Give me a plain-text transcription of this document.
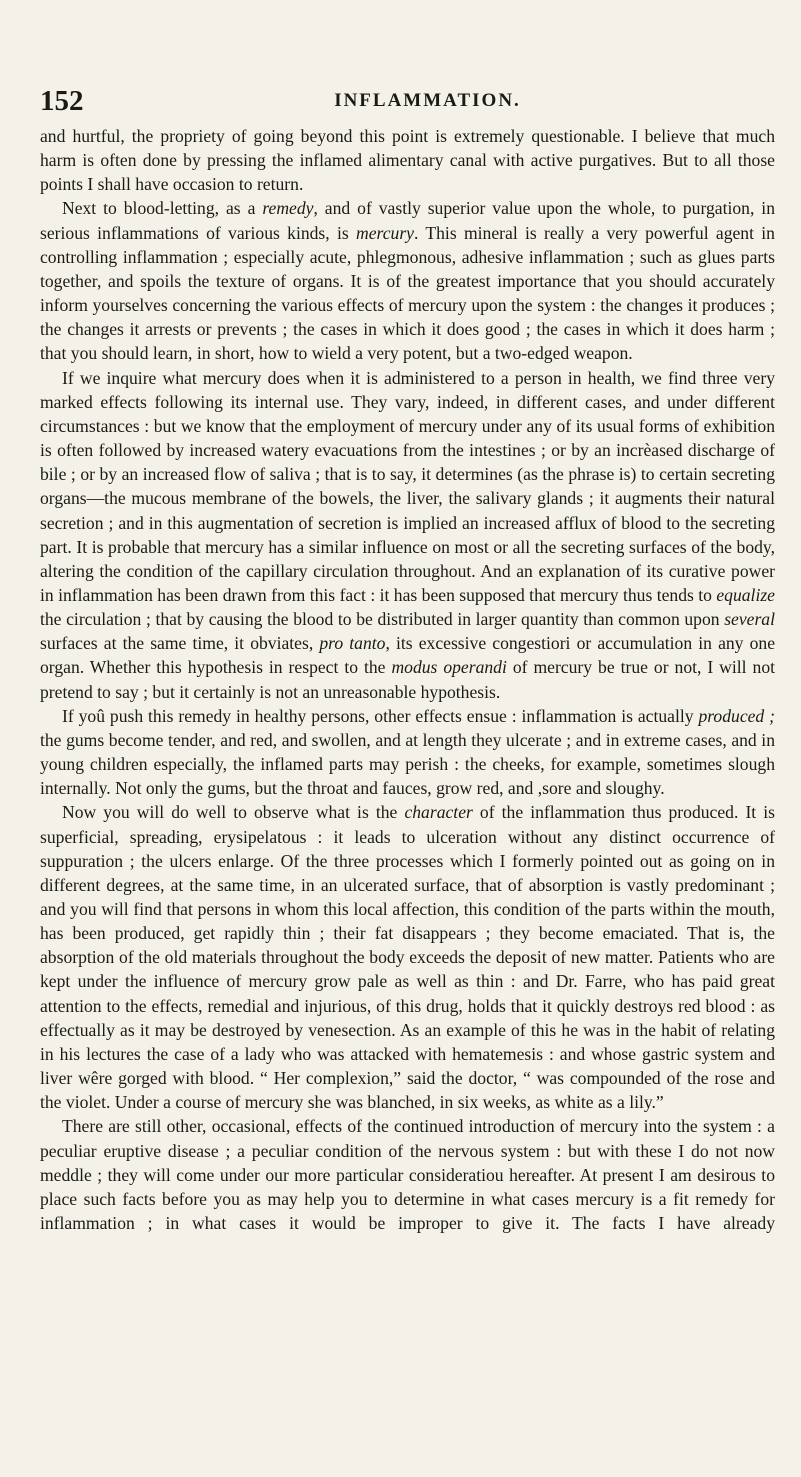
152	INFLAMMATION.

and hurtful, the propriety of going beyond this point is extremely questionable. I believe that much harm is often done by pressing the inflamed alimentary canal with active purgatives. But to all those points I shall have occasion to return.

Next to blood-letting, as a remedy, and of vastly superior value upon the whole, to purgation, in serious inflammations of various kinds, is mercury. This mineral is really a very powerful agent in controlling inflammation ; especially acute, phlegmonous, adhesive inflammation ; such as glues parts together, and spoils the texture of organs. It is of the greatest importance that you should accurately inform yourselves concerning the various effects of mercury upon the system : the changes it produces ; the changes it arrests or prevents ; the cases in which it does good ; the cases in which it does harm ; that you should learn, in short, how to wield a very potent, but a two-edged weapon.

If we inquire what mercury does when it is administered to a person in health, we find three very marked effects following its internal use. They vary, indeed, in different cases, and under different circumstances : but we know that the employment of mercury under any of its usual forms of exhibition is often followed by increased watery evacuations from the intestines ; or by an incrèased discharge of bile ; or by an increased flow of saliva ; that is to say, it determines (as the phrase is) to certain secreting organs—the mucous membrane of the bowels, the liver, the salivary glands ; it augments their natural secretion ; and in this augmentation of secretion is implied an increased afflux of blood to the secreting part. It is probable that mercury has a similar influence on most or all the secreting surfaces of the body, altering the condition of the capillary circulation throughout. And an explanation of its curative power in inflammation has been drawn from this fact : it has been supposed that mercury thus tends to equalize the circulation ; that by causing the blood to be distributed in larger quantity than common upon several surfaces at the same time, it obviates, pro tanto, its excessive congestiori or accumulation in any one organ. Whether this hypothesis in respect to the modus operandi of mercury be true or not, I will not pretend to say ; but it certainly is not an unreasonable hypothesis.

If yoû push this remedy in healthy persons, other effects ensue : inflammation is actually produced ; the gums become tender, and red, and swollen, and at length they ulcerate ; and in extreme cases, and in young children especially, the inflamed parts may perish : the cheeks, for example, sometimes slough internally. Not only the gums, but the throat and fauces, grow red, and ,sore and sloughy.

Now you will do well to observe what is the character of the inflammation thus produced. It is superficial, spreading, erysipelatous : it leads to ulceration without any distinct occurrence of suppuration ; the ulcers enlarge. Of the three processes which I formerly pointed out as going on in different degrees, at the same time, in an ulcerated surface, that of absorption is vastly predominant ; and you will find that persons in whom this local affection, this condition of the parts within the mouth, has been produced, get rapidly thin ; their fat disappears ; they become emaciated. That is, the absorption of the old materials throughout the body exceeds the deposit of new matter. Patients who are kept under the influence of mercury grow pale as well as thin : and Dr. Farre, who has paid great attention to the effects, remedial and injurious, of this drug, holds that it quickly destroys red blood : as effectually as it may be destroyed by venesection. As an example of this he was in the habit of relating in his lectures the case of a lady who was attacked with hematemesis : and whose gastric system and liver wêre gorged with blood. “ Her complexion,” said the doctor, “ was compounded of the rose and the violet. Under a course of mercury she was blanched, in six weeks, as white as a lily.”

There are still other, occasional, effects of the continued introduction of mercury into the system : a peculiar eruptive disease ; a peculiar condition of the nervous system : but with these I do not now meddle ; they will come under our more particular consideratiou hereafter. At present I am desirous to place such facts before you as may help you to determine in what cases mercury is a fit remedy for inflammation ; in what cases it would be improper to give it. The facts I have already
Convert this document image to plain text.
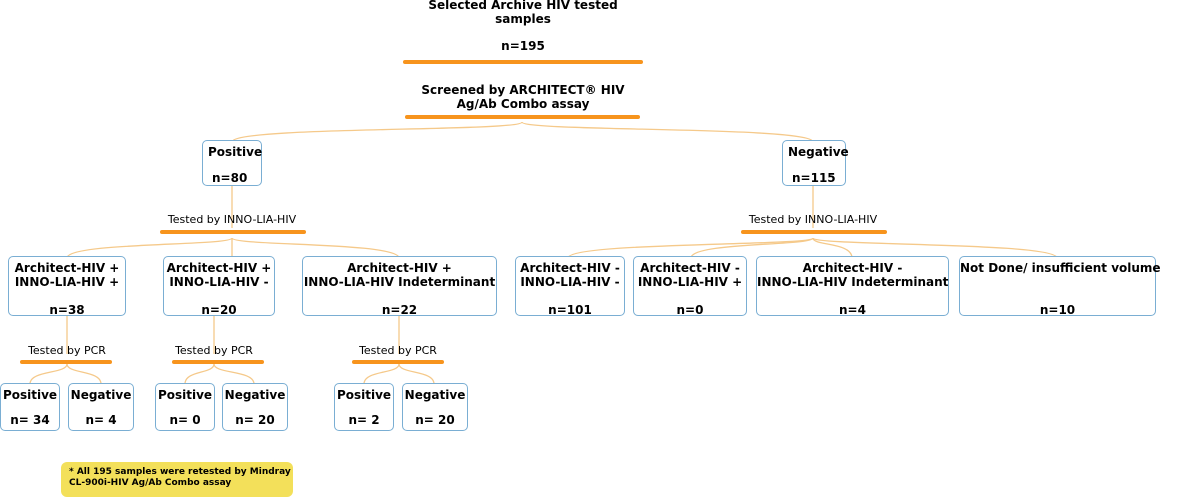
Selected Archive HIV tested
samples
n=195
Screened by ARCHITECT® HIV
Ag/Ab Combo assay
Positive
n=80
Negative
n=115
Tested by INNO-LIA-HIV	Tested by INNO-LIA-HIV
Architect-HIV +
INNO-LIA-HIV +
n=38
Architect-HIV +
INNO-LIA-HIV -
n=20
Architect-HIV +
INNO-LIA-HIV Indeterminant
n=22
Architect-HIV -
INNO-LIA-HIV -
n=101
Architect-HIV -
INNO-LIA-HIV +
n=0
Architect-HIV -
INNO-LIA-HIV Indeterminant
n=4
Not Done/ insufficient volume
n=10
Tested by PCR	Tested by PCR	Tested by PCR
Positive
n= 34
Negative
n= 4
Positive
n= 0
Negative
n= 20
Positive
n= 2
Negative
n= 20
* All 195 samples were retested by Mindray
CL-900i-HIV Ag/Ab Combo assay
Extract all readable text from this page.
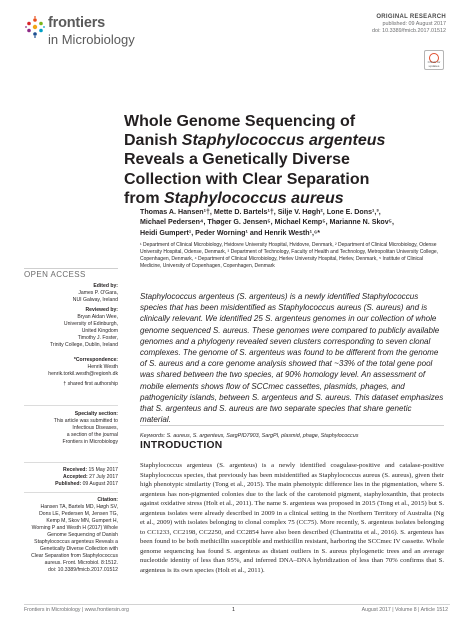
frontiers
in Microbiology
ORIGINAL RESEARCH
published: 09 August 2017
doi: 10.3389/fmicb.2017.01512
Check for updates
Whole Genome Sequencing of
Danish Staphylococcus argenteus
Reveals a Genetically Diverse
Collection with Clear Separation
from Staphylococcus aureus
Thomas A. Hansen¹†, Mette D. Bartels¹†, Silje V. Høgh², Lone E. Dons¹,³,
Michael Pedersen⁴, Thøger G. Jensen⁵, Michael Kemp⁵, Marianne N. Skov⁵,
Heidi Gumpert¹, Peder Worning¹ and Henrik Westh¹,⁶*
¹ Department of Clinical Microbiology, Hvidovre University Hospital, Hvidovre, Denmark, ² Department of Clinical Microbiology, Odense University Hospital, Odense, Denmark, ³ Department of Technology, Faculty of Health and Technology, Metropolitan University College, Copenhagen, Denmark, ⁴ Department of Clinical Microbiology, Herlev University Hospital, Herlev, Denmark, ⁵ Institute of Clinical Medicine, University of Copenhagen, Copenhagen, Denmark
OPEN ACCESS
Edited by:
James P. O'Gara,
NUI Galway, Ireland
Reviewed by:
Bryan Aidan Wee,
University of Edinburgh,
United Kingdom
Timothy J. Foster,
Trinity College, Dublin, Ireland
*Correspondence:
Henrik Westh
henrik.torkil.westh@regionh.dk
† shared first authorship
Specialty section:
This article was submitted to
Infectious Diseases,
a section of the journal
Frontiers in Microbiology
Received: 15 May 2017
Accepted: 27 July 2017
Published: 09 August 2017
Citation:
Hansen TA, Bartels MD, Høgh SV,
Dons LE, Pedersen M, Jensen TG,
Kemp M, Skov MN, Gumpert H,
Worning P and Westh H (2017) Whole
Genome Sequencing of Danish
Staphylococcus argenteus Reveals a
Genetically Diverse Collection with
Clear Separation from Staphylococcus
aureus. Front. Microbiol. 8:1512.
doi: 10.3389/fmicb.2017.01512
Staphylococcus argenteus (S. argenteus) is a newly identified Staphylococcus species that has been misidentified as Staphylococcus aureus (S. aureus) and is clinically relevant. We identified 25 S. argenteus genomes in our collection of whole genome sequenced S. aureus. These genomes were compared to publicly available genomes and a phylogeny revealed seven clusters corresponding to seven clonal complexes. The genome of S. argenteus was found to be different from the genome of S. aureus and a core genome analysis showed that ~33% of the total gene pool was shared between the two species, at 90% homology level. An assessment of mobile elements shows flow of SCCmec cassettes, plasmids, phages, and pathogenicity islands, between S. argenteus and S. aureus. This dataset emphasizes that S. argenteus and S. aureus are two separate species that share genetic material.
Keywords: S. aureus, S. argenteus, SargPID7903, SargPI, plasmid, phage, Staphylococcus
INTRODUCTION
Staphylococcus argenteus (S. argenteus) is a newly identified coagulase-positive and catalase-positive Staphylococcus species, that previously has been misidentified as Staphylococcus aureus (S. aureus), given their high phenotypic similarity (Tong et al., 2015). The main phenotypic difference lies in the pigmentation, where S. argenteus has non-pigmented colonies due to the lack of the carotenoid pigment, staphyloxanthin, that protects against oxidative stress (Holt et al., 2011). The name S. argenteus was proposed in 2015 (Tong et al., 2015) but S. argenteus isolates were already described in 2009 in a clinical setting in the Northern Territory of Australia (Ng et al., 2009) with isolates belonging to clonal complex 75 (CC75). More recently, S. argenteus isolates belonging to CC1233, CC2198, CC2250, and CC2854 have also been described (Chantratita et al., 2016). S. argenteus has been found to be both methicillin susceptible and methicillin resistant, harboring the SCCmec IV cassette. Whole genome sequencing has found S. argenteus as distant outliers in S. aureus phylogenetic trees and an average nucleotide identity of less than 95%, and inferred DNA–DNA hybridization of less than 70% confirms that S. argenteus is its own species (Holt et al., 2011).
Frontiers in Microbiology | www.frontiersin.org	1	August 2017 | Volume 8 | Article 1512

*-*-*

* **YOUR GOAL**:
Looking through the data above, copy out each line in which the string "College" occurs.

* **EXERCISE RESULT**:
¹ Department of Clinical Microbiology, Hvidovre University Hospital, Hvidovre, Denmark, ² Department of Clinical Microbiology, Odense University Hospital, Odense, Denmark, ³ Department of Technology, Faculty of Health and Technology, Metropolitan University College, Copenhagen, Denmark, ⁴ Department of Clinical Microbiology, Herlev University Hospital, Herlev, Denmark, ⁵ Institute of Clinical Medicine, University of Copenhagen, Copenhagen, Denmark
Trinity College, Dublin, Ireland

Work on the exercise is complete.